## VORGEGEBENER TEXT

⟨

Druck auf dem Kessel

Es brodelt im Politik-Labor Thüringen: Vier „CDU-Rebellen“ wollen der Neuwahl des Landtags nicht zustimmen. So wäre die Zwei-Drittel-Mehrheit futsch. Welche Szenarien jetzt denkbar sind, wie sehr es in der CDU rumort und was das für Rot-Rot-Grün bedeutet, analysiert UNZ im Interview mit dem Politikwissenschaftler Prof. Dr. André Brodocz.

 

Seit 2015 ist die politische Landschaft in Thüringen kaum noch mit anderen Bundesländern vergleichbar. Politiklabor nennen das viele. Oder ist der Freistaat nur die politische Resterampe der Republik?

⟩

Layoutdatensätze
⟨

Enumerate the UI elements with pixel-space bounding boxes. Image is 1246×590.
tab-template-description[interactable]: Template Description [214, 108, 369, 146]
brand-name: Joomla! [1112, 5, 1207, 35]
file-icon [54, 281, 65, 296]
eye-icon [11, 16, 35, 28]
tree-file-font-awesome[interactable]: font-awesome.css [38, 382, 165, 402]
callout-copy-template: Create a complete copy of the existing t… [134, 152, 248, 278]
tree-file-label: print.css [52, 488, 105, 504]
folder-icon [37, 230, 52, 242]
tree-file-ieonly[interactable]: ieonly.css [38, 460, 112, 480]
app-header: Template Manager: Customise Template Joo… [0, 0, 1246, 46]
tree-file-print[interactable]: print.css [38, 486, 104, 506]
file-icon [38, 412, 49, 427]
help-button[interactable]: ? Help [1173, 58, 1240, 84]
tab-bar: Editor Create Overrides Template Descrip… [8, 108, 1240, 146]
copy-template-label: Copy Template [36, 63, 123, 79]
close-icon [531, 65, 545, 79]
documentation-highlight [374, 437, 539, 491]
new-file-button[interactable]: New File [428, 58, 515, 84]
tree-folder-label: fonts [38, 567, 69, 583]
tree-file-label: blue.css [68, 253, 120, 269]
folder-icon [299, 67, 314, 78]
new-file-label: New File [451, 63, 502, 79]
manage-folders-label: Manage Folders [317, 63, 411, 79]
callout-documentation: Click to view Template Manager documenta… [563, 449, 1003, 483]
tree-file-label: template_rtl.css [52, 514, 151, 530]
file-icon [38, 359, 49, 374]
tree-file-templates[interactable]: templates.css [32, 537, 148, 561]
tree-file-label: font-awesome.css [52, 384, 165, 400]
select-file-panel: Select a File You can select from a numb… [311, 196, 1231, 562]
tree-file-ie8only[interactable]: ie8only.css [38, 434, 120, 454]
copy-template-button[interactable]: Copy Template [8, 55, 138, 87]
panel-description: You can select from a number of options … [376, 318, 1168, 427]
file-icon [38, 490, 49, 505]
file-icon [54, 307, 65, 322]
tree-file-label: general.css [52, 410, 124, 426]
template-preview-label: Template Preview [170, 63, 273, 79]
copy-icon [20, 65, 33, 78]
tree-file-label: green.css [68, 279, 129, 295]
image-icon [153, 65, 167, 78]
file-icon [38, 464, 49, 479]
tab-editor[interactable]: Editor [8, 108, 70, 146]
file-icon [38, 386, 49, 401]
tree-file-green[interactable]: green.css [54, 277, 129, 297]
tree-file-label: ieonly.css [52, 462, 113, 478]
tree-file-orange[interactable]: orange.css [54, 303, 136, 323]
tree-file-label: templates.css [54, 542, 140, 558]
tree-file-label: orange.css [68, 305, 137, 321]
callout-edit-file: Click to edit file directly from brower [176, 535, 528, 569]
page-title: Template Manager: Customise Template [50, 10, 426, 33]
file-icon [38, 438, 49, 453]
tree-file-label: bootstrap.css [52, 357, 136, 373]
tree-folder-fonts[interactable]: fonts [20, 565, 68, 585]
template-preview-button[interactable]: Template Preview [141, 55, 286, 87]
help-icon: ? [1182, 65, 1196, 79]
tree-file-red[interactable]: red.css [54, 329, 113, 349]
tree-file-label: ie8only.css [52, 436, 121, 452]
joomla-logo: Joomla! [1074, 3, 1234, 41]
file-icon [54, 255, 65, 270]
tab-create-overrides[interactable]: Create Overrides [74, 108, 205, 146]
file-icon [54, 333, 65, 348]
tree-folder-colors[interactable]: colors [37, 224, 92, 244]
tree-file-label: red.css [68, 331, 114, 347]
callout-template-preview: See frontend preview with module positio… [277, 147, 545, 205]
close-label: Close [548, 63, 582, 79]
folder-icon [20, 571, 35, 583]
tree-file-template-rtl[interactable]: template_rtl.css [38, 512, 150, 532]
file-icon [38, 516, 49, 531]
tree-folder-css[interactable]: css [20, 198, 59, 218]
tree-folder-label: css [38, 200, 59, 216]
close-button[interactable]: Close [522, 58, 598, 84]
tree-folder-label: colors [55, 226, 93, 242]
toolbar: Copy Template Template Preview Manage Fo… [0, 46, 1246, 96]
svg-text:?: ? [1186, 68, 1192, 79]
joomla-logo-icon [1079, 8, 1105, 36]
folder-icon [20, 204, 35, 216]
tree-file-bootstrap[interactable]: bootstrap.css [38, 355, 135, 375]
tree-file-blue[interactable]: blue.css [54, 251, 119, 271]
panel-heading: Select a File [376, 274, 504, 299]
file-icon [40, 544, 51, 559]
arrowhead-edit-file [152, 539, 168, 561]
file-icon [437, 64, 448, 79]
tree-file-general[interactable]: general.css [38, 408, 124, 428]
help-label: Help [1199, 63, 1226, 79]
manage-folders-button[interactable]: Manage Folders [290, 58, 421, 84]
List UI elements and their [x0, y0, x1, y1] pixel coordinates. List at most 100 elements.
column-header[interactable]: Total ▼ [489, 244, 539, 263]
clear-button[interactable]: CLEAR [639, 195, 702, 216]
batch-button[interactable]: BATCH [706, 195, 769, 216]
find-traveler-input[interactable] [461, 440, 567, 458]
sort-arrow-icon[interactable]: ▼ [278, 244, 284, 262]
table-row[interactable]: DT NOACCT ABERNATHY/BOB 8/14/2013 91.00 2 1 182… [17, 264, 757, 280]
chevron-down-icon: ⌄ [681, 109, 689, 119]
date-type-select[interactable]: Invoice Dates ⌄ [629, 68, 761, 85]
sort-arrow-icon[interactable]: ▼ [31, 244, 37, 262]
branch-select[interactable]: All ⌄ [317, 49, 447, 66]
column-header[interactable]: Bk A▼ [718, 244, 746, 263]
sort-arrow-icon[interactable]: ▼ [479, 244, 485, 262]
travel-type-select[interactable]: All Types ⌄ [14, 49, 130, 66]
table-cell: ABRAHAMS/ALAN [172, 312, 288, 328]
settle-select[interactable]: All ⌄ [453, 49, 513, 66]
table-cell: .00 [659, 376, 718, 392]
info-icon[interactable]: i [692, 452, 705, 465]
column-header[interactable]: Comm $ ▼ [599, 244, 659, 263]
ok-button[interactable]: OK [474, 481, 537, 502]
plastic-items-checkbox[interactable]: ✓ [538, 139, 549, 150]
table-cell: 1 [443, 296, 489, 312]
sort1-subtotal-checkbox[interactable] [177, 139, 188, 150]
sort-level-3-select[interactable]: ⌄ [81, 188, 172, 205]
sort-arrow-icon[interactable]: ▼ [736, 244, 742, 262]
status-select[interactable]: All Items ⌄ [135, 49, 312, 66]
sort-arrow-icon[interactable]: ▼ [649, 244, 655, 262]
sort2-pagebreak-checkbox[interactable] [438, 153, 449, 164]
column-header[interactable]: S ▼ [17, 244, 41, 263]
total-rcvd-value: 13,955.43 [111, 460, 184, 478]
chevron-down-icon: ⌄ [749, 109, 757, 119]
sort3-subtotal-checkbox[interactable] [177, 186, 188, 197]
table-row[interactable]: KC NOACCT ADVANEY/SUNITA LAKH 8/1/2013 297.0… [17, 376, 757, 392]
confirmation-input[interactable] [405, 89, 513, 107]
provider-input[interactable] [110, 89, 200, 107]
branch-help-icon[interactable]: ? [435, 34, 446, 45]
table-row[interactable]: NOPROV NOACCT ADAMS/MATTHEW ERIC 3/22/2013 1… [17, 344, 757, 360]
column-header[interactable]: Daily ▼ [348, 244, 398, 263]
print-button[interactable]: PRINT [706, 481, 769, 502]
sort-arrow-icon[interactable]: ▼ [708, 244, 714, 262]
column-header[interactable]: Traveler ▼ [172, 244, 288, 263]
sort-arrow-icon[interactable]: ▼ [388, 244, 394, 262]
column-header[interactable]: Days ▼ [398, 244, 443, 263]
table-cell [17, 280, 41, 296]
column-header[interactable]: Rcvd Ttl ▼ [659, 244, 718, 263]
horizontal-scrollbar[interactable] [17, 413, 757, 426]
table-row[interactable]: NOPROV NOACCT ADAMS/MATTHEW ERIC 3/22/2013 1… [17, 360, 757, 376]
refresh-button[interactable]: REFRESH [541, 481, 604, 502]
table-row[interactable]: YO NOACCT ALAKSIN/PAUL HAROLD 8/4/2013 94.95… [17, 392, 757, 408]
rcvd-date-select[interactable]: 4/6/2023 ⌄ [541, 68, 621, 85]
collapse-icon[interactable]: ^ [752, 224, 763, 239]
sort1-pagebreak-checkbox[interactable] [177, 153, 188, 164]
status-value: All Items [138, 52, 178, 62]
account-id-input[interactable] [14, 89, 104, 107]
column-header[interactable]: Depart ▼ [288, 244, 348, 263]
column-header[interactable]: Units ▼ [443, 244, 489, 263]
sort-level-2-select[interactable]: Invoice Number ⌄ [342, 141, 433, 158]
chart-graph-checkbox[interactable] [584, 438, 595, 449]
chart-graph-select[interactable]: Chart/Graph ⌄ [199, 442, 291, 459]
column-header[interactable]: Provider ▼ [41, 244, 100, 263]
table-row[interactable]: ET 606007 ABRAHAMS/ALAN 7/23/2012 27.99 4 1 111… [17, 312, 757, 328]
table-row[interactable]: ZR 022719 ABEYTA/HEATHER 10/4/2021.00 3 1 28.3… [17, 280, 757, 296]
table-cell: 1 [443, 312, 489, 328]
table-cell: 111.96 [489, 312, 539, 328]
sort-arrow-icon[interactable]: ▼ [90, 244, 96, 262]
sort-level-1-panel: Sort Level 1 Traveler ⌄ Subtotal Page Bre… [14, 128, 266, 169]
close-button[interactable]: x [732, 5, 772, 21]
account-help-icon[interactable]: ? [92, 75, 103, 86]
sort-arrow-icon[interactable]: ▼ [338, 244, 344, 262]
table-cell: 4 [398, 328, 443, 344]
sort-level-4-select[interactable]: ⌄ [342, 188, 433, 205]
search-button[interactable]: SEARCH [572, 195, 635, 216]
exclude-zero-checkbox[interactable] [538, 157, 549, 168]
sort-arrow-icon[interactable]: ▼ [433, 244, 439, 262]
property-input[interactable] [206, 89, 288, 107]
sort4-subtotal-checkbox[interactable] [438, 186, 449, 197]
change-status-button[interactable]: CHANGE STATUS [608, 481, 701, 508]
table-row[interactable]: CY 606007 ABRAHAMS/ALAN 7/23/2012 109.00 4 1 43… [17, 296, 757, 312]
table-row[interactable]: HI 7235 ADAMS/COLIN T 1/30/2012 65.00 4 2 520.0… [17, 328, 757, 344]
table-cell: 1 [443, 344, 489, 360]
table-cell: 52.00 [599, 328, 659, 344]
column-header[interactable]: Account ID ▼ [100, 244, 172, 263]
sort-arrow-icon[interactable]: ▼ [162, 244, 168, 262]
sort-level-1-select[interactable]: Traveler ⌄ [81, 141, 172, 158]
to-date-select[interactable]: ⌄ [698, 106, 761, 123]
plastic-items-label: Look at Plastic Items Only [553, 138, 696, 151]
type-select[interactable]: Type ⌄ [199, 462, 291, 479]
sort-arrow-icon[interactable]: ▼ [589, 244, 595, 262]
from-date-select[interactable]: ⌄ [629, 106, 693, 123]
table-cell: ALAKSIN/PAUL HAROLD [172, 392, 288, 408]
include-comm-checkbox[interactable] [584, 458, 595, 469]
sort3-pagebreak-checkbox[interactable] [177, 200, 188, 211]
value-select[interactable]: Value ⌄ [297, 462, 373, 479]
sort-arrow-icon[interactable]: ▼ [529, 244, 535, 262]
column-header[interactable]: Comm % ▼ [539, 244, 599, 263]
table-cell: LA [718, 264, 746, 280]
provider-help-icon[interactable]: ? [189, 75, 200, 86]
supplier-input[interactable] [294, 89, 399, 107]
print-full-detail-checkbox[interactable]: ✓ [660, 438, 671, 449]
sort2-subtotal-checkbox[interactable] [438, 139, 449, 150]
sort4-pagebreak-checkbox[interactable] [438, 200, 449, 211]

⟩

## AUFGABEN
a - Ändere im Text zur Thüringer Landespolitik den Abschnitt von „Druck auf dem“ bis einschließlich „Resterampe der Republik?“, indem du „Thüringen“ durch „Sachsen“ ersetzt.
b - Nenne alle Wörter mit Bindestrich, die im Text zur Thüringer Landespolitik vorkommen, in der Reihenfolge ihres Auftretens.

## LÖSUNGEN
a -
Druck auf dem Kessel

Es brodelt im Politik-Labor Sachsen: Vier „CDU-Rebellen“ wollen der Neuwahl des Landtags nicht zustimmen. So wäre die Zwei-Drittel-Mehrheit futsch. Welche Szenarien jetzt denkbar sind, wie sehr es in der CDU rumort und was das für Rot-Rot-Grün bedeutet, analysiert UNZ im Interview mit dem Politikwissenschaftler Prof. Dr. André Brodocz.

 

Seit 2015 ist die politische Landschaft in Sachsen kaum noch mit anderen Bundesländern vergleichbar. Politiklabor nennen das viele. Oder ist der Freistaat nur die politische Resterampe der Republik?

b - Politik-Labor, CDU-Rebellen, Zwei-Drittel-Mehrheit, Rot-Rot-Grün